All material below is to be reproduced exactly.

** begin **

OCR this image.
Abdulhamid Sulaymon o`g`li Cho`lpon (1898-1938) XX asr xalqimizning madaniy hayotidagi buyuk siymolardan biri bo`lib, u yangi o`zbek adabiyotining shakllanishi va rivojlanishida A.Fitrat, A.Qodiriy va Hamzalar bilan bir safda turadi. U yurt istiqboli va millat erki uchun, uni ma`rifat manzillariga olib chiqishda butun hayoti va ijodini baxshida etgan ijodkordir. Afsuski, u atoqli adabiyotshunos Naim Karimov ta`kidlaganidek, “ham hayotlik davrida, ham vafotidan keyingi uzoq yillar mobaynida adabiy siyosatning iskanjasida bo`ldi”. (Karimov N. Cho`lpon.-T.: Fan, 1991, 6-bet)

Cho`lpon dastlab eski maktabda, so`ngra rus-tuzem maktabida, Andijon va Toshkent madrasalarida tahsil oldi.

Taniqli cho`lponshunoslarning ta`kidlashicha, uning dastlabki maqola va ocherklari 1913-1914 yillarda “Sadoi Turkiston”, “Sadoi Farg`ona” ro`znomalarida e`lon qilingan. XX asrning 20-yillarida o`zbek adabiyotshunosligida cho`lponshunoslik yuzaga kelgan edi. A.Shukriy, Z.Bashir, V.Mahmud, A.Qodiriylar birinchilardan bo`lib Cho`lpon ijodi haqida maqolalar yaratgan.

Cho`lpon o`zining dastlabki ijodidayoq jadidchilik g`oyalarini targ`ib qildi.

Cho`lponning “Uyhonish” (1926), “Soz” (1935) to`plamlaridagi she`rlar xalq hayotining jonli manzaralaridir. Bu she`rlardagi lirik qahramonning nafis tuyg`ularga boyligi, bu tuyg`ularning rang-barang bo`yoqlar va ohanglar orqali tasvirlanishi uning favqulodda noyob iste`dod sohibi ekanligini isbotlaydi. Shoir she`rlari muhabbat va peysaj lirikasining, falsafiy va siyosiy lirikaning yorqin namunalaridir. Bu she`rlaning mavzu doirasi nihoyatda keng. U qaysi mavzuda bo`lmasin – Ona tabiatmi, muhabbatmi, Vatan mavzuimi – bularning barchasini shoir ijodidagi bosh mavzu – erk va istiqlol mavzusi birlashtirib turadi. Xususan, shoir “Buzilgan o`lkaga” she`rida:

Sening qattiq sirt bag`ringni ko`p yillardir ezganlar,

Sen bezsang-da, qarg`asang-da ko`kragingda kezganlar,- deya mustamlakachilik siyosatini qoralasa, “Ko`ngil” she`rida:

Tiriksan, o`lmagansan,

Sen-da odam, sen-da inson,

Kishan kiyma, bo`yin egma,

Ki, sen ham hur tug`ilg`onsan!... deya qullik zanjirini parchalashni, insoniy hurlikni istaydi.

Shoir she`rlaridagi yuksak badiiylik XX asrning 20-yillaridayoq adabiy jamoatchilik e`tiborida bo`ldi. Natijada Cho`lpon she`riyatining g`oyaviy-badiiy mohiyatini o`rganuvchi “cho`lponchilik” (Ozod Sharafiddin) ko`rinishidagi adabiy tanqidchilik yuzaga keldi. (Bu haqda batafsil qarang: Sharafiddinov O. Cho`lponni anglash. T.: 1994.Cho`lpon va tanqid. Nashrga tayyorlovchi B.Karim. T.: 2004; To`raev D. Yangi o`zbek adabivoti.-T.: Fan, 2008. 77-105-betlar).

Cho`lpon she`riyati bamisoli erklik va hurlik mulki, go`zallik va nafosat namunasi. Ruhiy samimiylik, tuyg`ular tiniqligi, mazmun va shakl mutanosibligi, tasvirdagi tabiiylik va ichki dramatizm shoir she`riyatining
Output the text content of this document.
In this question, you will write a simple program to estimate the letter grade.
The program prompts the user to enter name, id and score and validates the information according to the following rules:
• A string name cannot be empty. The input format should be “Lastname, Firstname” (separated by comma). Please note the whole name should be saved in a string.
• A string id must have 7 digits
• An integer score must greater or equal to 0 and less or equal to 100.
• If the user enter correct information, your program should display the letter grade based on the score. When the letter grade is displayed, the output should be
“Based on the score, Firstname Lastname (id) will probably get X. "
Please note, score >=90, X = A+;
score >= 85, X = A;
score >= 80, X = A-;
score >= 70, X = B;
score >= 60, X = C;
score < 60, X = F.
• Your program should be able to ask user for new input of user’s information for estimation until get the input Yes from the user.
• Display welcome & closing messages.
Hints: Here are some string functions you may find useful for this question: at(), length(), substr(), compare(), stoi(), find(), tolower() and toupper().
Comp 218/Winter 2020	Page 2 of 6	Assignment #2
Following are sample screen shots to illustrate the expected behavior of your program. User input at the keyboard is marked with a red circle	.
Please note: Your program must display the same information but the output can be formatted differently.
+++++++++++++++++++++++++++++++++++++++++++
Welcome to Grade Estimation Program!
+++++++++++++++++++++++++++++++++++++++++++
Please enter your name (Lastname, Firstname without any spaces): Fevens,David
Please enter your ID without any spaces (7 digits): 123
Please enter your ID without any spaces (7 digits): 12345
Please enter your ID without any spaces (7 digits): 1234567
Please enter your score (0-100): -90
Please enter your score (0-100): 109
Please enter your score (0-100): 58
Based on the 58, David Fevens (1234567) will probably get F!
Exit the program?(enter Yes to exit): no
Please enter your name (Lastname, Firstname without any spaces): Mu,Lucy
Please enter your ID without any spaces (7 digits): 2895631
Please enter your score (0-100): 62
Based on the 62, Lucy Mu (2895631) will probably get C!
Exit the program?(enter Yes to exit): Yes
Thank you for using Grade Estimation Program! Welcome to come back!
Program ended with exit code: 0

** end **

Response to the exercise –
OCR this image.
Abdulhamid Sulaymon o`g`li Cho`lpon (1898-1938) XX asr xalqimizning madaniy hayotidagi buyuk siymolardan biri bo`lib, u yangi o`zbek adabiyotining shakllanishi va rivojlanishida A.Fitrat, A.Qodiriy va Hamzalar bilan bir safda turadi. U yurt istiqboli va millat erki uchun, uni ma`rifat manzillariga olib chiqishda butun hayoti va ijodini baxshida etgan ijodkordir. Afsuski, u atoqli adabiyotshunos Naim Karimov ta`kidlaganidek, “ham hayotlik davrida, ham vafotidan keyingi uzoq yillar mobaynida adabiy siyosatning iskanjasida bo`ldi”. (Karimov N. Cho`lpon.-T.: Fan, 1991, 6-bet)

Cho`lpon dastlab eski maktabda, so`ngra rus-tuzem maktabida, Andijon va Toshkent madrasalarida tahsil oldi.

Taniqli cho`lponshunoslarning ta`kidlashicha, uning dastlabki maqola va ocherklari 1913-1914 yillarda “Sadoi Turkiston”, “Sadoi Farg`ona” ro`znomalarida e`lon qilingan. XX asrning 20-yillarida o`zbek adabiyotshunosligida cho`lponshunoslik yuzaga kelgan edi. A.Shukriy, Z.Bashir, V.Mahmud, A.Qodiriylar birinchilardan bo`lib Cho`lpon ijodi haqida maqolalar yaratgan.

Cho`lpon o`zining dastlabki ijodidayoq jadidchilik g`oyalarini targ`ib qildi.

Cho`lponning “Uyhonish” (1926), “Soz” (1935) to`plamlaridagi she`rlar xalq hayotining jonli manzaralaridir. Bu she`rlardagi lirik qahramonning nafis tuyg`ularga boyligi, bu tuyg`ularning rang-barang bo`yoqlar va ohanglar orqali tasvirlanishi uning favqulodda noyob iste`dod sohibi ekanligini isbotlaydi. Shoir she`rlari muhabbat va peysaj lirikasining, falsafiy va siyosiy lirikaning yorqin namunalaridir. Bu she`rlaning mavzu doirasi nihoyatda keng. U qaysi mavzuda bo`lmasin – Ona tabiatmi, muhabbatmi, Vatan mavzuimi – bularning barchasini shoir ijodidagi bosh mavzu – erk va istiqlol mavzusi birlashtirib turadi. Xususan, shoir “Buzilgan o`lkaga” she`rida:

Sening qattiq sirt bag`ringni ko`p yillardir ezganlar,

Sen bezsang-da, qarg`asang-da ko`kragingda kezganlar,- deya mustamlakachilik siyosatini qoralasa, “Ko`ngil” she`rida:

Tiriksan, o`lmagansan,

Sen-da odam, sen-da inson,

Kishan kiyma, bo`yin egma,

Ki, sen ham hur tug`ilg`onsan!... deya qullik zanjirini parchalashni, insoniy hurlikni istaydi.

Shoir she`rlaridagi yuksak badiiylik XX asrning 20-yillaridayoq adabiy jamoatchilik e`tiborida bo`ldi. Natijada Cho`lpon she`riyatining g`oyaviy-badiiy mohiyatini o`rganuvchi “cho`lponchilik” (Ozod Sharafiddin) ko`rinishidagi adabiy tanqidchilik yuzaga keldi. (Bu haqda batafsil qarang: Sharafiddinov O. Cho`lponni anglash. T.: 1994.Cho`lpon va tanqid. Nashrga tayyorlovchi B.Karim. T.: 2004; To`raev D. Yangi o`zbek adabivoti.-T.: Fan, 2008. 77-105-betlar).

Cho`lpon she`riyati bamisoli erklik va hurlik mulki, go`zallik va nafosat namunasi. Ruhiy samimiylik, tuyg`ular tiniqligi, mazmun va shakl mutanosibligi, tasvirdagi tabiiylik va ichki dramatizm shoir she`riyatining
Output the text content of this document.
In this question, you will write a simple program to estimate the letter grade.
The program prompts the user to enter name, id and score and validates the information according to the following rules:
• A string name cannot be empty. The input format should be “Lastname, Firstname” (separated by comma). Please note the whole name should be saved in a string.
• A string id must have 7 digits
• An integer score must greater or equal to 0 and less or equal to 100.
• If the user enter correct information, your program should display the letter grade based on the score. When the letter grade is displayed, the output should be
“Based on the score, Firstname Lastname (id) will probably get X. "
Please note, score >=90, X = A+;
score >= 85, X = A;
score >= 80, X = A-;
score >= 70, X = B;
score >= 60, X = C;
score < 60, X = F.
• Your program should be able to ask user for new input of user’s information for estimation until get the input Yes from the user.
• Display welcome & closing messages.
Hints: Here are some string functions you may find useful for this question: at(), length(), substr(), compare(), stoi(), find(), tolower() and toupper().
Comp 218/Winter 2020	Page 2 of 6	Assignment #2
Following are sample screen shots to illustrate the expected behavior of your program. User input at the keyboard is marked with a red circle	.
Please note: Your program must display the same information but the output can be formatted differently.
+++++++++++++++++++++++++++++++++++++++++++
Welcome to Grade Estimation Program!
+++++++++++++++++++++++++++++++++++++++++++
Please enter your name (Lastname, Firstname without any spaces): Fevens,David
Please enter your ID without any spaces (7 digits): 123
Please enter your ID without any spaces (7 digits): 12345
Please enter your ID without any spaces (7 digits): 1234567
Please enter your score (0-100): -90
Please enter your score (0-100): 109
Please enter your score (0-100): 58
Based on the 58, David Fevens (1234567) will probably get F!
Exit the program?(enter Yes to exit): no
Please enter your name (Lastname, Firstname without any spaces): Mu,Lucy
Please enter your ID without any spaces (7 digits): 2895631
Please enter your score (0-100): 62
Based on the 62, Lucy Mu (2895631) will probably get C!
Exit the program?(enter Yes to exit): Yes
Thank you for using Grade Estimation Program! Welcome to come back!
Program ended with exit code: 0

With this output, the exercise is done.